Lines of data:
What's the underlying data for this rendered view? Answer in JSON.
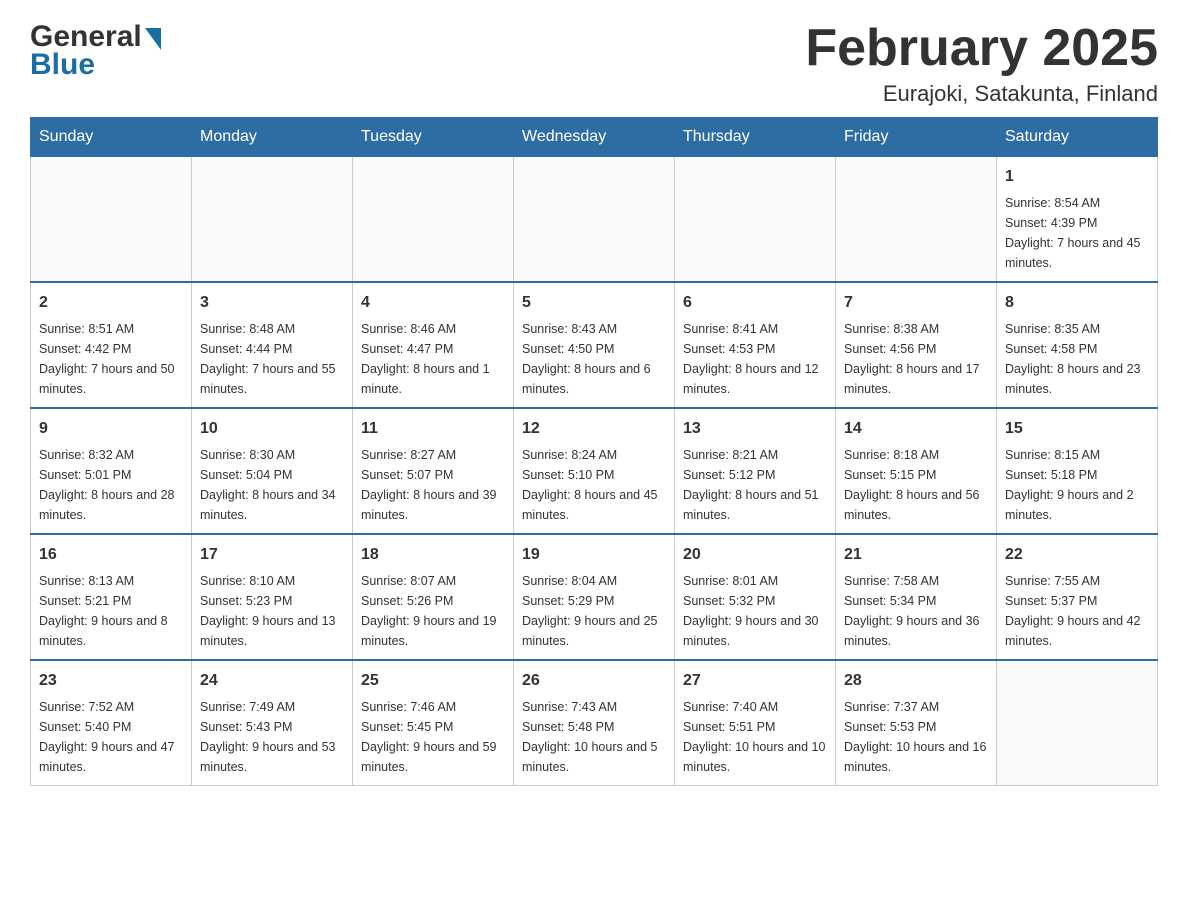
{
  "header": {
    "logo_general": "General",
    "logo_blue": "Blue",
    "title": "February 2025",
    "subtitle": "Eurajoki, Satakunta, Finland"
  },
  "weekdays": [
    "Sunday",
    "Monday",
    "Tuesday",
    "Wednesday",
    "Thursday",
    "Friday",
    "Saturday"
  ],
  "weeks": [
    [
      {
        "day": "",
        "info": ""
      },
      {
        "day": "",
        "info": ""
      },
      {
        "day": "",
        "info": ""
      },
      {
        "day": "",
        "info": ""
      },
      {
        "day": "",
        "info": ""
      },
      {
        "day": "",
        "info": ""
      },
      {
        "day": "1",
        "info": "Sunrise: 8:54 AM\nSunset: 4:39 PM\nDaylight: 7 hours and 45 minutes."
      }
    ],
    [
      {
        "day": "2",
        "info": "Sunrise: 8:51 AM\nSunset: 4:42 PM\nDaylight: 7 hours and 50 minutes."
      },
      {
        "day": "3",
        "info": "Sunrise: 8:48 AM\nSunset: 4:44 PM\nDaylight: 7 hours and 55 minutes."
      },
      {
        "day": "4",
        "info": "Sunrise: 8:46 AM\nSunset: 4:47 PM\nDaylight: 8 hours and 1 minute."
      },
      {
        "day": "5",
        "info": "Sunrise: 8:43 AM\nSunset: 4:50 PM\nDaylight: 8 hours and 6 minutes."
      },
      {
        "day": "6",
        "info": "Sunrise: 8:41 AM\nSunset: 4:53 PM\nDaylight: 8 hours and 12 minutes."
      },
      {
        "day": "7",
        "info": "Sunrise: 8:38 AM\nSunset: 4:56 PM\nDaylight: 8 hours and 17 minutes."
      },
      {
        "day": "8",
        "info": "Sunrise: 8:35 AM\nSunset: 4:58 PM\nDaylight: 8 hours and 23 minutes."
      }
    ],
    [
      {
        "day": "9",
        "info": "Sunrise: 8:32 AM\nSunset: 5:01 PM\nDaylight: 8 hours and 28 minutes."
      },
      {
        "day": "10",
        "info": "Sunrise: 8:30 AM\nSunset: 5:04 PM\nDaylight: 8 hours and 34 minutes."
      },
      {
        "day": "11",
        "info": "Sunrise: 8:27 AM\nSunset: 5:07 PM\nDaylight: 8 hours and 39 minutes."
      },
      {
        "day": "12",
        "info": "Sunrise: 8:24 AM\nSunset: 5:10 PM\nDaylight: 8 hours and 45 minutes."
      },
      {
        "day": "13",
        "info": "Sunrise: 8:21 AM\nSunset: 5:12 PM\nDaylight: 8 hours and 51 minutes."
      },
      {
        "day": "14",
        "info": "Sunrise: 8:18 AM\nSunset: 5:15 PM\nDaylight: 8 hours and 56 minutes."
      },
      {
        "day": "15",
        "info": "Sunrise: 8:15 AM\nSunset: 5:18 PM\nDaylight: 9 hours and 2 minutes."
      }
    ],
    [
      {
        "day": "16",
        "info": "Sunrise: 8:13 AM\nSunset: 5:21 PM\nDaylight: 9 hours and 8 minutes."
      },
      {
        "day": "17",
        "info": "Sunrise: 8:10 AM\nSunset: 5:23 PM\nDaylight: 9 hours and 13 minutes."
      },
      {
        "day": "18",
        "info": "Sunrise: 8:07 AM\nSunset: 5:26 PM\nDaylight: 9 hours and 19 minutes."
      },
      {
        "day": "19",
        "info": "Sunrise: 8:04 AM\nSunset: 5:29 PM\nDaylight: 9 hours and 25 minutes."
      },
      {
        "day": "20",
        "info": "Sunrise: 8:01 AM\nSunset: 5:32 PM\nDaylight: 9 hours and 30 minutes."
      },
      {
        "day": "21",
        "info": "Sunrise: 7:58 AM\nSunset: 5:34 PM\nDaylight: 9 hours and 36 minutes."
      },
      {
        "day": "22",
        "info": "Sunrise: 7:55 AM\nSunset: 5:37 PM\nDaylight: 9 hours and 42 minutes."
      }
    ],
    [
      {
        "day": "23",
        "info": "Sunrise: 7:52 AM\nSunset: 5:40 PM\nDaylight: 9 hours and 47 minutes."
      },
      {
        "day": "24",
        "info": "Sunrise: 7:49 AM\nSunset: 5:43 PM\nDaylight: 9 hours and 53 minutes."
      },
      {
        "day": "25",
        "info": "Sunrise: 7:46 AM\nSunset: 5:45 PM\nDaylight: 9 hours and 59 minutes."
      },
      {
        "day": "26",
        "info": "Sunrise: 7:43 AM\nSunset: 5:48 PM\nDaylight: 10 hours and 5 minutes."
      },
      {
        "day": "27",
        "info": "Sunrise: 7:40 AM\nSunset: 5:51 PM\nDaylight: 10 hours and 10 minutes."
      },
      {
        "day": "28",
        "info": "Sunrise: 7:37 AM\nSunset: 5:53 PM\nDaylight: 10 hours and 16 minutes."
      },
      {
        "day": "",
        "info": ""
      }
    ]
  ]
}
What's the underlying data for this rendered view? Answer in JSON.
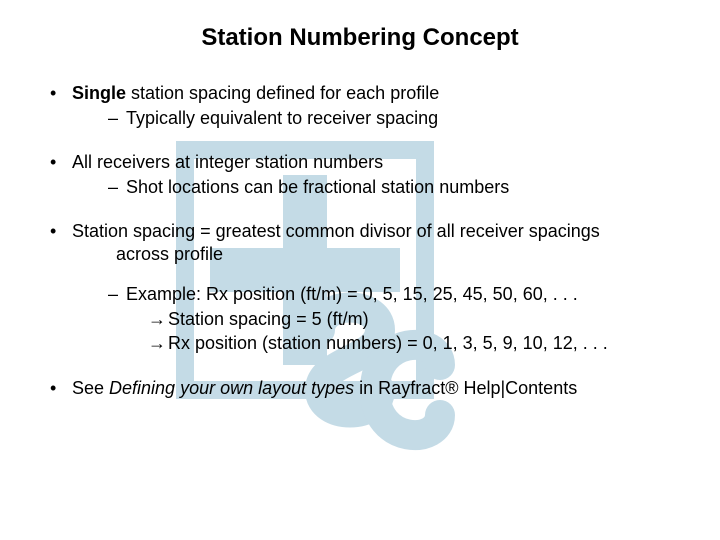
{
  "title": "Station Numbering Concept",
  "bullets": {
    "b1": {
      "strong": "Single",
      "rest": " station spacing defined for each profile",
      "sub1": "Typically equivalent to receiver spacing"
    },
    "b2": {
      "text": "All receivers at integer station numbers",
      "sub1": "Shot locations can be fractional station numbers"
    },
    "b3": {
      "line1": "Station spacing = greatest common divisor of all receiver spacings",
      "line2": "across profile",
      "example_label": "Example: Rx position (ft/m) = 0, 5, 15, 25, 45, 50, 60, . . .",
      "derive1": "Station spacing = 5 (ft/m)",
      "derive2": "Rx position (station numbers) = 0, 1, 3, 5, 9, 10, 12, . . ."
    },
    "b4": {
      "pre": "See ",
      "italic": "Defining your own layout types",
      "post": " in Rayfract® Help|Contents"
    }
  }
}
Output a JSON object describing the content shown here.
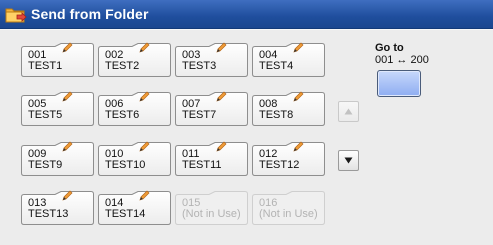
{
  "window": {
    "title": "Send from Folder",
    "title_icon": "folder-send-icon"
  },
  "folders": [
    {
      "number": "001",
      "name": "TEST1",
      "in_use": true
    },
    {
      "number": "002",
      "name": "TEST2",
      "in_use": true
    },
    {
      "number": "003",
      "name": "TEST3",
      "in_use": true
    },
    {
      "number": "004",
      "name": "TEST4",
      "in_use": true
    },
    {
      "number": "005",
      "name": "TEST5",
      "in_use": true
    },
    {
      "number": "006",
      "name": "TEST6",
      "in_use": true
    },
    {
      "number": "007",
      "name": "TEST7",
      "in_use": true
    },
    {
      "number": "008",
      "name": "TEST8",
      "in_use": true
    },
    {
      "number": "009",
      "name": "TEST9",
      "in_use": true
    },
    {
      "number": "010",
      "name": "TEST10",
      "in_use": true
    },
    {
      "number": "011",
      "name": "TEST11",
      "in_use": true
    },
    {
      "number": "012",
      "name": "TEST12",
      "in_use": true
    },
    {
      "number": "013",
      "name": "TEST13",
      "in_use": true
    },
    {
      "number": "014",
      "name": "TEST14",
      "in_use": true
    },
    {
      "number": "015",
      "name": "(Not in Use)",
      "in_use": false
    },
    {
      "number": "016",
      "name": "(Not in Use)",
      "in_use": false
    }
  ],
  "scroll": {
    "up_enabled": false,
    "down_enabled": true
  },
  "goto": {
    "label": "Go to",
    "range": "001 ↔ 200"
  },
  "colors": {
    "title_bar": "#1f4e9d",
    "goto_button": "#a4bdf5",
    "pencil": "#f09c37"
  }
}
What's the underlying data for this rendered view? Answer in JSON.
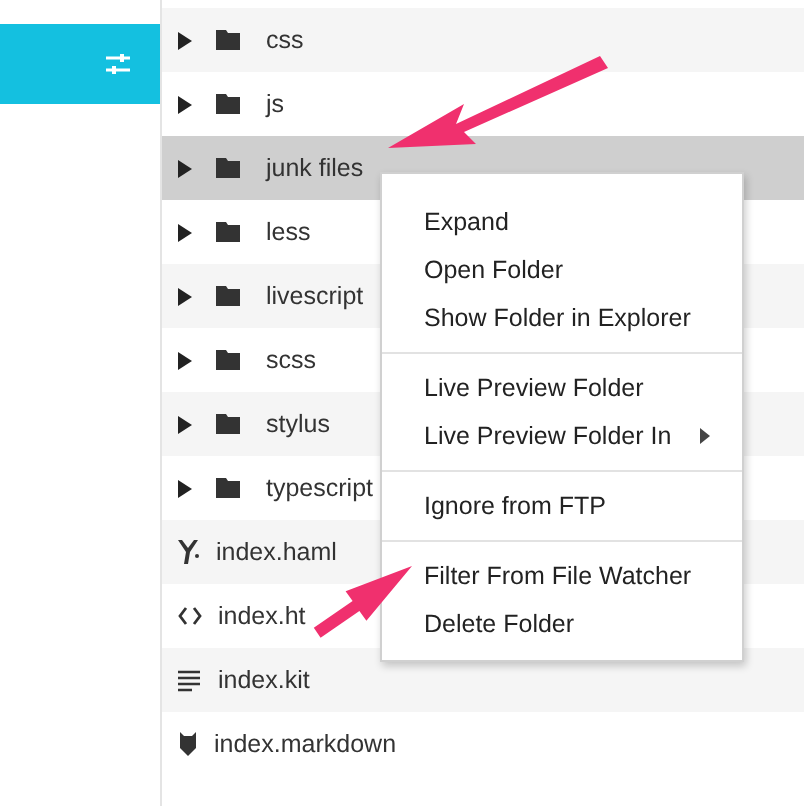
{
  "sidebar": {
    "header": {
      "kind": "filter"
    }
  },
  "tree": [
    {
      "kind": "folder",
      "label": "css",
      "selected": false
    },
    {
      "kind": "folder",
      "label": "js",
      "selected": false
    },
    {
      "kind": "folder",
      "label": "junk files",
      "selected": true
    },
    {
      "kind": "folder",
      "label": "less",
      "selected": false
    },
    {
      "kind": "folder",
      "label": "livescript",
      "selected": false
    },
    {
      "kind": "folder",
      "label": "scss",
      "selected": false
    },
    {
      "kind": "folder",
      "label": "stylus",
      "selected": false
    },
    {
      "kind": "folder",
      "label": "typescript",
      "selected": false
    },
    {
      "kind": "haml",
      "label": "index.haml",
      "selected": false
    },
    {
      "kind": "html",
      "label": "index.ht",
      "selected": false
    },
    {
      "kind": "kit",
      "label": "index.kit",
      "selected": false
    },
    {
      "kind": "markdown",
      "label": "index.markdown",
      "selected": false
    }
  ],
  "context_menu": {
    "groups": [
      [
        {
          "label": "Expand",
          "submenu": false
        },
        {
          "label": "Open Folder",
          "submenu": false
        },
        {
          "label": "Show Folder in Explorer",
          "submenu": false
        }
      ],
      [
        {
          "label": "Live Preview Folder",
          "submenu": false
        },
        {
          "label": "Live Preview Folder In",
          "submenu": true
        }
      ],
      [
        {
          "label": "Ignore from FTP",
          "submenu": false
        }
      ],
      [
        {
          "label": "Filter From File Watcher",
          "submenu": false
        },
        {
          "label": "Delete Folder",
          "submenu": false
        }
      ]
    ]
  }
}
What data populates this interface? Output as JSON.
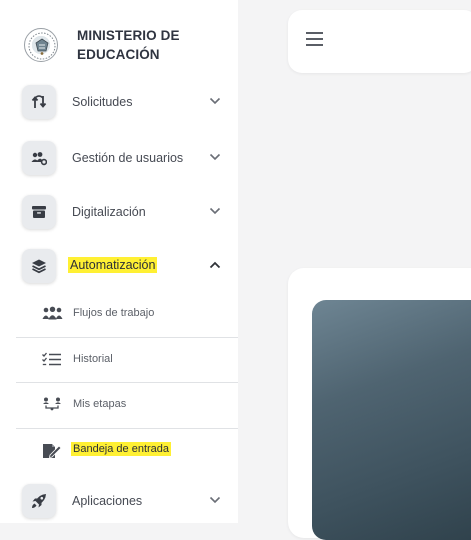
{
  "brand": {
    "title_line1": "MINISTERIO DE",
    "title_line2": "EDUCACIÓN",
    "logo_icon": "ministry-seal-icon"
  },
  "sidebar": {
    "items": [
      {
        "label": "Solicitudes",
        "icon": "exchange-arrows-icon",
        "expanded": false
      },
      {
        "label": "Gestión de usuarios",
        "icon": "users-cog-icon",
        "expanded": false
      },
      {
        "label": "Digitalización",
        "icon": "archive-box-icon",
        "expanded": false
      },
      {
        "label": "Automatización",
        "icon": "layers-icon",
        "expanded": true,
        "highlighted": true
      },
      {
        "label": "Aplicaciones",
        "icon": "rocket-icon",
        "expanded": false
      }
    ],
    "subitems": [
      {
        "label": "Flujos de trabajo",
        "icon": "people-group-icon"
      },
      {
        "label": "Historial",
        "icon": "checklist-icon"
      },
      {
        "label": "Mis etapas",
        "icon": "user-steps-icon"
      },
      {
        "label": "Bandeja de entrada",
        "icon": "file-signature-icon",
        "highlighted": true
      }
    ]
  },
  "header": {
    "menu_icon": "hamburger-menu-icon"
  },
  "colors": {
    "highlight": "#fff033",
    "sidebar_bg": "#ffffff",
    "page_bg": "#f4f4f5",
    "icon_box": "#e9ebee",
    "text": "#464a53"
  }
}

◆ Required work
Search the data for "Preview". Copy every line that has it.

◆ Solution for this problem
          "label": "Live Preview Folder",
          "label": "Live Preview Folder In",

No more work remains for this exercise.